** Start of Supplied information **

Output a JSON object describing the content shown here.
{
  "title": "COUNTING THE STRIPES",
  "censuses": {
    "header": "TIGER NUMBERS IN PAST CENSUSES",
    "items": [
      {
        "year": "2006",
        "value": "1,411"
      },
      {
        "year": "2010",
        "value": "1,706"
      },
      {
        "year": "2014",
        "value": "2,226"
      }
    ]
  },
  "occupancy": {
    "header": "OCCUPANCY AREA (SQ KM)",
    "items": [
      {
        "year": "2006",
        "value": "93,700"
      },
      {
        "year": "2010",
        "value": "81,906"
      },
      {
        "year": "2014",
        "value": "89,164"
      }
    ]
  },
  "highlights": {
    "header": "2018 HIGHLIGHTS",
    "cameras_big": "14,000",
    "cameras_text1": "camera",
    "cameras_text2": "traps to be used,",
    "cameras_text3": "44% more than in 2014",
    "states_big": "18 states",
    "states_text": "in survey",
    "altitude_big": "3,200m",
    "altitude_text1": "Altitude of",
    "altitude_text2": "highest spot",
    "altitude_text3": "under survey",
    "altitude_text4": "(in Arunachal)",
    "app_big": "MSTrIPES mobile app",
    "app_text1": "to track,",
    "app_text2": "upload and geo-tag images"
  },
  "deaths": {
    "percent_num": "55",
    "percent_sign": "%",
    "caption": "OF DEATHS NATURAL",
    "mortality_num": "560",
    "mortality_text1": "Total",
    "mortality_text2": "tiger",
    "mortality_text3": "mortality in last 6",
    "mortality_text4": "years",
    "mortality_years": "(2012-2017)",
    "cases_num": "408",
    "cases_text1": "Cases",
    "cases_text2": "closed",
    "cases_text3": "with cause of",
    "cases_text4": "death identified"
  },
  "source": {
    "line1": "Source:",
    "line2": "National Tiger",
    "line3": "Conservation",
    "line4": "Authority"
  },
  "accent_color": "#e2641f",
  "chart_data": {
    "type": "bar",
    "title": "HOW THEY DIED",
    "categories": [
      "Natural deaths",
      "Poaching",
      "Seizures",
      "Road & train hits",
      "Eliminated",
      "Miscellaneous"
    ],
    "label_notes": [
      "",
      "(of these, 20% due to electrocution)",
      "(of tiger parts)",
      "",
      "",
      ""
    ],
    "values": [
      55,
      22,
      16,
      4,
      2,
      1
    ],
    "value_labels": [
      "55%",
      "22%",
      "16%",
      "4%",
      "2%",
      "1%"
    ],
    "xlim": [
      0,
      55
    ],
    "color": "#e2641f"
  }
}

** End of Supplied information **
** Start of Supplied information **

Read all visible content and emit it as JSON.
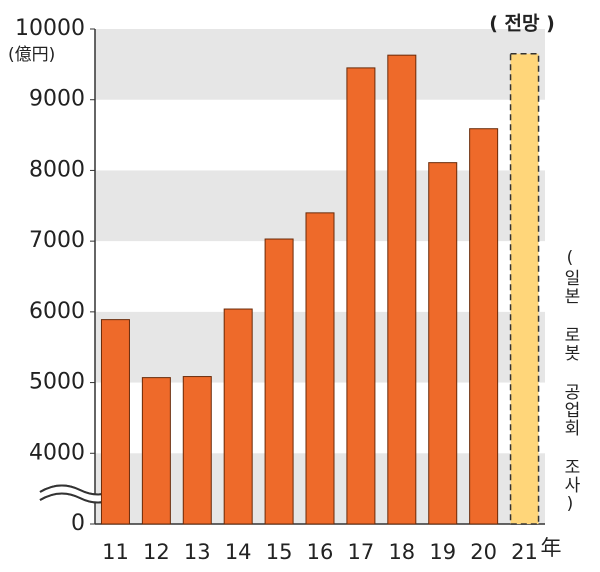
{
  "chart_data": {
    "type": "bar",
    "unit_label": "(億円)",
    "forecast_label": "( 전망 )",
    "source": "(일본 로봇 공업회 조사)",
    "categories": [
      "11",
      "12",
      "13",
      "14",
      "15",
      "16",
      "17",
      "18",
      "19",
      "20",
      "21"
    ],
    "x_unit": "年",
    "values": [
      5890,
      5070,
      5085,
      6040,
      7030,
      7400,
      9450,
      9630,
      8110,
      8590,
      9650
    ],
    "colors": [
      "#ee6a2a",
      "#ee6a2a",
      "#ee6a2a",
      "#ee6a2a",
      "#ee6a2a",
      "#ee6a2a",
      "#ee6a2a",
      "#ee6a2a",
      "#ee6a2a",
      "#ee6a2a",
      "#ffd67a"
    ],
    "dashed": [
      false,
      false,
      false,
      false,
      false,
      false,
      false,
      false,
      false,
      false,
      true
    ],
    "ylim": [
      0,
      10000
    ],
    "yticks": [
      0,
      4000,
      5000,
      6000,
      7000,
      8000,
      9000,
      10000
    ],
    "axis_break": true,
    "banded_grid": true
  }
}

** End of Supplied information **

Work to be completed:
Search the data for "survey". Copy every matching line.

The reply:
    "states_text": "in survey",
    "altitude_text3": "under survey",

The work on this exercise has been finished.